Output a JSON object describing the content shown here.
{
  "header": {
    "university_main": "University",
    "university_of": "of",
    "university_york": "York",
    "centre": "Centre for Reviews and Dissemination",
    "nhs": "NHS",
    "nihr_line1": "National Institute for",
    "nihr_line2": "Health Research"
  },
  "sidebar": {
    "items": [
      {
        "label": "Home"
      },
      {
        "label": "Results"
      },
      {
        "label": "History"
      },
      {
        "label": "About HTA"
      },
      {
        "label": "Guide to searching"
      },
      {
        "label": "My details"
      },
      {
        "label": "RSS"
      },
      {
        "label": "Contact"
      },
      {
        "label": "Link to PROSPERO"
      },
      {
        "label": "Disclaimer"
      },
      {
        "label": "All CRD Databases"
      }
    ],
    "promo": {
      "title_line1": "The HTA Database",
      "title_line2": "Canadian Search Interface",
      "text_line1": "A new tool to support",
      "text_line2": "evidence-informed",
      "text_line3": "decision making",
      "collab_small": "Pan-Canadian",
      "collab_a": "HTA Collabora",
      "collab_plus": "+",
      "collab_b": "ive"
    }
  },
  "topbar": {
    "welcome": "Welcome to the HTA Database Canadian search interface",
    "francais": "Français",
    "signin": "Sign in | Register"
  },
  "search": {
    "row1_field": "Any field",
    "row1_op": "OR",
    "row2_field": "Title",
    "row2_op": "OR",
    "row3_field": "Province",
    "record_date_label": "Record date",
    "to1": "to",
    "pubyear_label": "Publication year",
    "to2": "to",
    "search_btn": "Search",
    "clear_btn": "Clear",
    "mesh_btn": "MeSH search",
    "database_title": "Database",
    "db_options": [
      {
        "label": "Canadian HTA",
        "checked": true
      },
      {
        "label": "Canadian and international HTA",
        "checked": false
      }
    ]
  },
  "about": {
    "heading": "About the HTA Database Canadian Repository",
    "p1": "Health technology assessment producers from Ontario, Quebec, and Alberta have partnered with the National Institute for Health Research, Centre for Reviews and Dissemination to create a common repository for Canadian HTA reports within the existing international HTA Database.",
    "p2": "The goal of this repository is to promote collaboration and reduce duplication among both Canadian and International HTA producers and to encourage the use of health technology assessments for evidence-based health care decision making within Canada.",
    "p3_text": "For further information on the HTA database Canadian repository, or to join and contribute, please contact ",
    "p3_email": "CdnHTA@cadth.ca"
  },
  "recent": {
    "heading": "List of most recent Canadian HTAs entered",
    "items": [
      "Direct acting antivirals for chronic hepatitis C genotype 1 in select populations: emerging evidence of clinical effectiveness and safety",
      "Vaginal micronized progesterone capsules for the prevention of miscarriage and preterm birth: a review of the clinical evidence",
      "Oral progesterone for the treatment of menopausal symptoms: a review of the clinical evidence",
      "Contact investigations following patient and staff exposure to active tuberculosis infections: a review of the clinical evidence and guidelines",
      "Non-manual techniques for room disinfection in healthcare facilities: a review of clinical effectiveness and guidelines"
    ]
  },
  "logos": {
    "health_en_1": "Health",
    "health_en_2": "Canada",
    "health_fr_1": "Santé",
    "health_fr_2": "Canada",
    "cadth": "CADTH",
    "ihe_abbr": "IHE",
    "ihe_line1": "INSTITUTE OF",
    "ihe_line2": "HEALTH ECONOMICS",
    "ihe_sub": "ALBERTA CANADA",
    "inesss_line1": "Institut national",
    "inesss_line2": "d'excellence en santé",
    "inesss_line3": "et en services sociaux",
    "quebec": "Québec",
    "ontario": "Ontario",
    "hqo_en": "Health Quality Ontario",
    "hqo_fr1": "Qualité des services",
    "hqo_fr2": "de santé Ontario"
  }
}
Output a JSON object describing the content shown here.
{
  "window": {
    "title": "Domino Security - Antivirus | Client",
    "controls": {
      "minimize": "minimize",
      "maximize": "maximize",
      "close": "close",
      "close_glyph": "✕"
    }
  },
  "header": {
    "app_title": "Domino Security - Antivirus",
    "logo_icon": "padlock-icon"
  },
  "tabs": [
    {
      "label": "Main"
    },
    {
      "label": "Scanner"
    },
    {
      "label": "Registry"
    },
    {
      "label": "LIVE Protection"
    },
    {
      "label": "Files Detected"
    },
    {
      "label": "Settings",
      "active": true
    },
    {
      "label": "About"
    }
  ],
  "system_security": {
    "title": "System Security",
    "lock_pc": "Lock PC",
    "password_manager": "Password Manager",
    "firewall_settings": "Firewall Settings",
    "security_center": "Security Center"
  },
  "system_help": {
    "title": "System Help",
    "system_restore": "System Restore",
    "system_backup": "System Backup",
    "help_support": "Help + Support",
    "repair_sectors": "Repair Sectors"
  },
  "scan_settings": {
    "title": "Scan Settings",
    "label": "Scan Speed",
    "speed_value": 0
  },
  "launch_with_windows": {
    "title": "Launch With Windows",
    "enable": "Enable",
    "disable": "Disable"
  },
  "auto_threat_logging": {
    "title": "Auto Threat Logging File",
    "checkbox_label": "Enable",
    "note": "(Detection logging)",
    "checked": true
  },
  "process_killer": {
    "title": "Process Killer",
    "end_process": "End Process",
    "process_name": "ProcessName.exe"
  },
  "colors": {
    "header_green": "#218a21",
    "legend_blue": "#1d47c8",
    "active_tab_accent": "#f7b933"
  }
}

How to complete this task — Reproduce the data shown above with every line intact.

Output below —
Output a JSON object describing the content shown here.
{
  "header": {
    "university_main": "University",
    "university_of": "of",
    "university_york": "York",
    "centre": "Centre for Reviews and Dissemination",
    "nhs": "NHS",
    "nihr_line1": "National Institute for",
    "nihr_line2": "Health Research"
  },
  "sidebar": {
    "items": [
      {
        "label": "Home"
      },
      {
        "label": "Results"
      },
      {
        "label": "History"
      },
      {
        "label": "About HTA"
      },
      {
        "label": "Guide to searching"
      },
      {
        "label": "My details"
      },
      {
        "label": "RSS"
      },
      {
        "label": "Contact"
      },
      {
        "label": "Link to PROSPERO"
      },
      {
        "label": "Disclaimer"
      },
      {
        "label": "All CRD Databases"
      }
    ],
    "promo": {
      "title_line1": "The HTA Database",
      "title_line2": "Canadian Search Interface",
      "text_line1": "A new tool to support",
      "text_line2": "evidence-informed",
      "text_line3": "decision making",
      "collab_small": "Pan-Canadian",
      "collab_a": "HTA Collabora",
      "collab_plus": "+",
      "collab_b": "ive"
    }
  },
  "topbar": {
    "welcome": "Welcome to the HTA Database Canadian search interface",
    "francais": "Français",
    "signin": "Sign in | Register"
  },
  "search": {
    "row1_field": "Any field",
    "row1_op": "OR",
    "row2_field": "Title",
    "row2_op": "OR",
    "row3_field": "Province",
    "record_date_label": "Record date",
    "to1": "to",
    "pubyear_label": "Publication year",
    "to2": "to",
    "search_btn": "Search",
    "clear_btn": "Clear",
    "mesh_btn": "MeSH search",
    "database_title": "Database",
    "db_options": [
      {
        "label": "Canadian HTA",
        "checked": true
      },
      {
        "label": "Canadian and international HTA",
        "checked": false
      }
    ]
  },
  "about": {
    "heading": "About the HTA Database Canadian Repository",
    "p1": "Health technology assessment producers from Ontario, Quebec, and Alberta have partnered with the National Institute for Health Research, Centre for Reviews and Dissemination to create a common repository for Canadian HTA reports within the existing international HTA Database.",
    "p2": "The goal of this repository is to promote collaboration and reduce duplication among both Canadian and International HTA producers and to encourage the use of health technology assessments for evidence-based health care decision making within Canada.",
    "p3_text": "For further information on the HTA database Canadian repository, or to join and contribute, please contact ",
    "p3_email": "CdnHTA@cadth.ca"
  },
  "recent": {
    "heading": "List of most recent Canadian HTAs entered",
    "items": [
      "Direct acting antivirals for chronic hepatitis C genotype 1 in select populations: emerging evidence of clinical effectiveness and safety",
      "Vaginal micronized progesterone capsules for the prevention of miscarriage and preterm birth: a review of the clinical evidence",
      "Oral progesterone for the treatment of menopausal symptoms: a review of the clinical evidence",
      "Contact investigations following patient and staff exposure to active tuberculosis infections: a review of the clinical evidence and guidelines",
      "Non-manual techniques for room disinfection in healthcare facilities: a review of clinical effectiveness and guidelines"
    ]
  },
  "logos": {
    "health_en_1": "Health",
    "health_en_2": "Canada",
    "health_fr_1": "Santé",
    "health_fr_2": "Canada",
    "cadth": "CADTH",
    "ihe_abbr": "IHE",
    "ihe_line1": "INSTITUTE OF",
    "ihe_line2": "HEALTH ECONOMICS",
    "ihe_sub": "ALBERTA CANADA",
    "inesss_line1": "Institut national",
    "inesss_line2": "d'excellence en santé",
    "inesss_line3": "et en services sociaux",
    "quebec": "Québec",
    "ontario": "Ontario",
    "hqo_en": "Health Quality Ontario",
    "hqo_fr1": "Qualité des services",
    "hqo_fr2": "de santé Ontario"
  }
}
Output a JSON object describing the content shown here.
{
  "window": {
    "title": "Domino Security - Antivirus | Client",
    "controls": {
      "minimize": "minimize",
      "maximize": "maximize",
      "close": "close",
      "close_glyph": "✕"
    }
  },
  "header": {
    "app_title": "Domino Security - Antivirus",
    "logo_icon": "padlock-icon"
  },
  "tabs": [
    {
      "label": "Main"
    },
    {
      "label": "Scanner"
    },
    {
      "label": "Registry"
    },
    {
      "label": "LIVE Protection"
    },
    {
      "label": "Files Detected"
    },
    {
      "label": "Settings",
      "active": true
    },
    {
      "label": "About"
    }
  ],
  "system_security": {
    "title": "System Security",
    "lock_pc": "Lock PC",
    "password_manager": "Password Manager",
    "firewall_settings": "Firewall Settings",
    "security_center": "Security Center"
  },
  "system_help": {
    "title": "System Help",
    "system_restore": "System Restore",
    "system_backup": "System Backup",
    "help_support": "Help + Support",
    "repair_sectors": "Repair Sectors"
  },
  "scan_settings": {
    "title": "Scan Settings",
    "label": "Scan Speed",
    "speed_value": 0
  },
  "launch_with_windows": {
    "title": "Launch With Windows",
    "enable": "Enable",
    "disable": "Disable"
  },
  "auto_threat_logging": {
    "title": "Auto Threat Logging File",
    "checkbox_label": "Enable",
    "note": "(Detection logging)",
    "checked": true
  },
  "process_killer": {
    "title": "Process Killer",
    "end_process": "End Process",
    "process_name": "ProcessName.exe"
  },
  "colors": {
    "header_green": "#218a21",
    "legend_blue": "#1d47c8",
    "active_tab_accent": "#f7b933"
  }
}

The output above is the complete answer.